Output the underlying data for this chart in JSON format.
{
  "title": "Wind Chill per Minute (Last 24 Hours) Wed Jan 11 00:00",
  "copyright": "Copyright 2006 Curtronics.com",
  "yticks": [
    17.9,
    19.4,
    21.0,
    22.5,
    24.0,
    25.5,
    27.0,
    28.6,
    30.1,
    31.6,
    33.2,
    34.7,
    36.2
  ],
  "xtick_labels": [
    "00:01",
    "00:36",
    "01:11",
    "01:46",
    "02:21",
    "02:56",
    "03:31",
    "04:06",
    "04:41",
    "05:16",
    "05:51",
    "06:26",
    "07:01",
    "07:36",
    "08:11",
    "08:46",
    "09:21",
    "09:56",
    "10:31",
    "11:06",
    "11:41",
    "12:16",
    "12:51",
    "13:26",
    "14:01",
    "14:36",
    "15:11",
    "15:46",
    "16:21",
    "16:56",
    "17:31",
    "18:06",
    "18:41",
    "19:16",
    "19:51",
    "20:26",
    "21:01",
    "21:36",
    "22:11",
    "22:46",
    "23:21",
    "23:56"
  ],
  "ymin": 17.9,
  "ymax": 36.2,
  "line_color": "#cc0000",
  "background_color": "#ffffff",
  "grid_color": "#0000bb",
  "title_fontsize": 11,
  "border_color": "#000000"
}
=-=-=-=-=
- WHAT THIS TASK INVOLVES -
Reproduce every record, matching each line exactly.

- THE SOLUTION -
Output the underlying data for this chart in JSON format.
{
  "title": "Wind Chill per Minute (Last 24 Hours) Wed Jan 11 00:00",
  "copyright": "Copyright 2006 Curtronics.com",
  "yticks": [
    17.9,
    19.4,
    21.0,
    22.5,
    24.0,
    25.5,
    27.0,
    28.6,
    30.1,
    31.6,
    33.2,
    34.7,
    36.2
  ],
  "xtick_labels": [
    "00:01",
    "00:36",
    "01:11",
    "01:46",
    "02:21",
    "02:56",
    "03:31",
    "04:06",
    "04:41",
    "05:16",
    "05:51",
    "06:26",
    "07:01",
    "07:36",
    "08:11",
    "08:46",
    "09:21",
    "09:56",
    "10:31",
    "11:06",
    "11:41",
    "12:16",
    "12:51",
    "13:26",
    "14:01",
    "14:36",
    "15:11",
    "15:46",
    "16:21",
    "16:56",
    "17:31",
    "18:06",
    "18:41",
    "19:16",
    "19:51",
    "20:26",
    "21:01",
    "21:36",
    "22:11",
    "22:46",
    "23:21",
    "23:56"
  ],
  "ymin": 17.9,
  "ymax": 36.2,
  "line_color": "#cc0000",
  "background_color": "#ffffff",
  "grid_color": "#0000bb",
  "title_fontsize": 11,
  "border_color": "#000000"
}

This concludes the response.